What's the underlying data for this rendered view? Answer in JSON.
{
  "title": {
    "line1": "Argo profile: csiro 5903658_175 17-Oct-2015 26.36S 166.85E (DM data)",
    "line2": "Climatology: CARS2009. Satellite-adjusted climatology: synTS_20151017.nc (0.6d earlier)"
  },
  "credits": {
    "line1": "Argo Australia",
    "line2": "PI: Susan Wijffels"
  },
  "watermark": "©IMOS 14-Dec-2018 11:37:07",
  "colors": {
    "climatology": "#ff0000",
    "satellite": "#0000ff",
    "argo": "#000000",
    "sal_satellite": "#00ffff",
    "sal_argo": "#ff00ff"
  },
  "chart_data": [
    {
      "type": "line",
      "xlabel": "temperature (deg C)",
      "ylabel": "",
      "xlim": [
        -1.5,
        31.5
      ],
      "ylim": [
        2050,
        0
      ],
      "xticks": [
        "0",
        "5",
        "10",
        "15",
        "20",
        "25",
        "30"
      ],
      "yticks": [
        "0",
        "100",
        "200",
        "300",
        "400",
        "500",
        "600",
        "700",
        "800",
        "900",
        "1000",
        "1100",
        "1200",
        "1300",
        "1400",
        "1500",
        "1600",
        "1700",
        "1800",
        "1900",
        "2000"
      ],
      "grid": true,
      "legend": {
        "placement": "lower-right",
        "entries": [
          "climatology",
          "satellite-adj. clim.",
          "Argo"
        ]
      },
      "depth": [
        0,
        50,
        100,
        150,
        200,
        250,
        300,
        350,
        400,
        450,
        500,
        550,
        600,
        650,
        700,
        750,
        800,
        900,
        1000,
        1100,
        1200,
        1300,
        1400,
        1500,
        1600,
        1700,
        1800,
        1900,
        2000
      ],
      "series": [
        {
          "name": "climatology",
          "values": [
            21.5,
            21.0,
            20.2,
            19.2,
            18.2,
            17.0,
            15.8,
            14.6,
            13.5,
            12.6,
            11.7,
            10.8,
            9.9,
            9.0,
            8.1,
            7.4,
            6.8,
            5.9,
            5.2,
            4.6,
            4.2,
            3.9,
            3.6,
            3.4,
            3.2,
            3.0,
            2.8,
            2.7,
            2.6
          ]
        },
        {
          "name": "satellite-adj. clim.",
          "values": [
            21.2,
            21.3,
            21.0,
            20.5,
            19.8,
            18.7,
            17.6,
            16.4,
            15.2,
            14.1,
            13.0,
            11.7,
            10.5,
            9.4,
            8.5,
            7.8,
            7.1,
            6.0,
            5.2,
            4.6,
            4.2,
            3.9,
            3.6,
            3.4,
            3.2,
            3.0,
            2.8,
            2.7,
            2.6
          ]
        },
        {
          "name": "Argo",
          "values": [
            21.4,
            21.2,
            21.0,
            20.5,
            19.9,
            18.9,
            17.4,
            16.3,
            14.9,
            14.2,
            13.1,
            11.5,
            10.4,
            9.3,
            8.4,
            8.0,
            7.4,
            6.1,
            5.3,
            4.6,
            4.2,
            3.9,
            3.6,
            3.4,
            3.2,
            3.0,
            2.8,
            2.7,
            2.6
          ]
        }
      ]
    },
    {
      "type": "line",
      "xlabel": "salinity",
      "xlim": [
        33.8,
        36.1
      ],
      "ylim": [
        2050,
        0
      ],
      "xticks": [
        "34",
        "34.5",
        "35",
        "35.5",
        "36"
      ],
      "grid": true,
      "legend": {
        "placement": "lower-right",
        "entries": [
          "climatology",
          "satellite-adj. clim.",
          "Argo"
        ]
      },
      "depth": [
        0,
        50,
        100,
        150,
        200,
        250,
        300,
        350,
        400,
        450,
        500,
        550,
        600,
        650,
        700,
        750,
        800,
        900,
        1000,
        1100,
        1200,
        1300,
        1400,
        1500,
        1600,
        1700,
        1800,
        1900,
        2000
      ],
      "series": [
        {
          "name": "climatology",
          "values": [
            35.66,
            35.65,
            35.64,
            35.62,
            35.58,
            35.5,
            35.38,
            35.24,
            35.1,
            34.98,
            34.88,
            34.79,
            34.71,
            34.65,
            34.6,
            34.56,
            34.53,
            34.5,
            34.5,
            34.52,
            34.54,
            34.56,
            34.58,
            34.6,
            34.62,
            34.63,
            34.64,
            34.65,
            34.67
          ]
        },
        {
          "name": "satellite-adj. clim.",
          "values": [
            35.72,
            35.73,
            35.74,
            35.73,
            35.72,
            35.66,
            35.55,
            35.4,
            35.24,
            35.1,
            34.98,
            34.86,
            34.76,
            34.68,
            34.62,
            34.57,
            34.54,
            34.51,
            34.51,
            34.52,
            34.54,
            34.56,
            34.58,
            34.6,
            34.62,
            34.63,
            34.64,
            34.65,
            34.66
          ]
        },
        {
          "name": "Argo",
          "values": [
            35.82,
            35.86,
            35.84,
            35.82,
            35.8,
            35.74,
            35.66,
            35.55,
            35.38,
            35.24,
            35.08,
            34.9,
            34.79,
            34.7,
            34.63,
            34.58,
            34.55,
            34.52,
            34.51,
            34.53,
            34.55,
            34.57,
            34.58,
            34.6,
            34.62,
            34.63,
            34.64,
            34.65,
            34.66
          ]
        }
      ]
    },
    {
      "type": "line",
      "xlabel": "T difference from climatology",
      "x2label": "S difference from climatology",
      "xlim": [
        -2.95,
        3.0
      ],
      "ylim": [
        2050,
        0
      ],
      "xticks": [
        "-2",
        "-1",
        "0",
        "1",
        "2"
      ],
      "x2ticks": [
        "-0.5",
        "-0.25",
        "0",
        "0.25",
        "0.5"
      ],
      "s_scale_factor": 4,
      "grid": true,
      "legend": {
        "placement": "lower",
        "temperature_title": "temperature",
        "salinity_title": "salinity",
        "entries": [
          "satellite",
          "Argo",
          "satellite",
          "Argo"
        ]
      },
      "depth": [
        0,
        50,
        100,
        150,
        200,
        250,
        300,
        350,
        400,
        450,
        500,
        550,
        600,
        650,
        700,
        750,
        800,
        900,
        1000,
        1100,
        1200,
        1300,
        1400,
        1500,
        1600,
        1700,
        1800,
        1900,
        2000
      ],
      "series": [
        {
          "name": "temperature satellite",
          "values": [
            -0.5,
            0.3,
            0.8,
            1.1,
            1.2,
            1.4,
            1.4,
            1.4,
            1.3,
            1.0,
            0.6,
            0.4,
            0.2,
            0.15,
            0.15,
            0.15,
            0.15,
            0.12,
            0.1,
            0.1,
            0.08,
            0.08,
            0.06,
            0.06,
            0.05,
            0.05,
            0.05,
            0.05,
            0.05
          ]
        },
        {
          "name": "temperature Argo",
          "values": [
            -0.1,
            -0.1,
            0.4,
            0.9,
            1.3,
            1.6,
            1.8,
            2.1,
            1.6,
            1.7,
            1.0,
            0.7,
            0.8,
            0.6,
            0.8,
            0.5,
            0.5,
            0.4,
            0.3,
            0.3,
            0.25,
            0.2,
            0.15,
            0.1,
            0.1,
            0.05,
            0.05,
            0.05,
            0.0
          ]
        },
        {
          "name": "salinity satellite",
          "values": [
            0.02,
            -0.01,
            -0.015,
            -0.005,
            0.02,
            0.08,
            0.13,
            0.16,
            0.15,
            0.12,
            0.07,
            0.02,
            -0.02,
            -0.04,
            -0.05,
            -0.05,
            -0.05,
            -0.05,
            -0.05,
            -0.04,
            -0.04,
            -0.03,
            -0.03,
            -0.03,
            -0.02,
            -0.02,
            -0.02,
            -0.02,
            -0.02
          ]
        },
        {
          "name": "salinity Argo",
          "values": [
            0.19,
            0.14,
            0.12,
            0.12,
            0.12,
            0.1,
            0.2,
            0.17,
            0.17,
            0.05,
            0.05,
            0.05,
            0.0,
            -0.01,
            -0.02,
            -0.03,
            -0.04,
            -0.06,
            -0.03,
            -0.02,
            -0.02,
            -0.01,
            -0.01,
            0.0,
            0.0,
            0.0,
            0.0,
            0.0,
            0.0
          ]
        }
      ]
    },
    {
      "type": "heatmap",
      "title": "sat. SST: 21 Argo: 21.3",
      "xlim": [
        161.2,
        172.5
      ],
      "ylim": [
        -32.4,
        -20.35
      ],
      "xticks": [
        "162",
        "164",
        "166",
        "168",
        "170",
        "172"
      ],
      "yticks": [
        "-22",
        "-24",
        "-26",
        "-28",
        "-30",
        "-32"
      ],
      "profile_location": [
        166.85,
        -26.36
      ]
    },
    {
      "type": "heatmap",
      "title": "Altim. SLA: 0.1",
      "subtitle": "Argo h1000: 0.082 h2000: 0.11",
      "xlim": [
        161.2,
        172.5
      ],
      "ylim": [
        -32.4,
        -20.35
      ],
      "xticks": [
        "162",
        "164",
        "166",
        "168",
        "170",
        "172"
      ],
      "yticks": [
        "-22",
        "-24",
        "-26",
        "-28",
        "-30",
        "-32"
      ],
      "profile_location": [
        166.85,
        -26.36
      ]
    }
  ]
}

§ WORK REQUIRED:
Filter the records down to the lines that contain the string "climatology", and copy those lines.

§ ANSWER IN FULL:
    "line2": "Climatology: CARS2009. Satellite-adjusted climatology: synTS_20151017.nc (0.6d earlier)"
    "climatology": "#ff0000",
          "climatology",
          "name": "climatology",
          "climatology",
          "name": "climatology",
      "xlabel": "T difference from climatology",
      "x2label": "S difference from climatology",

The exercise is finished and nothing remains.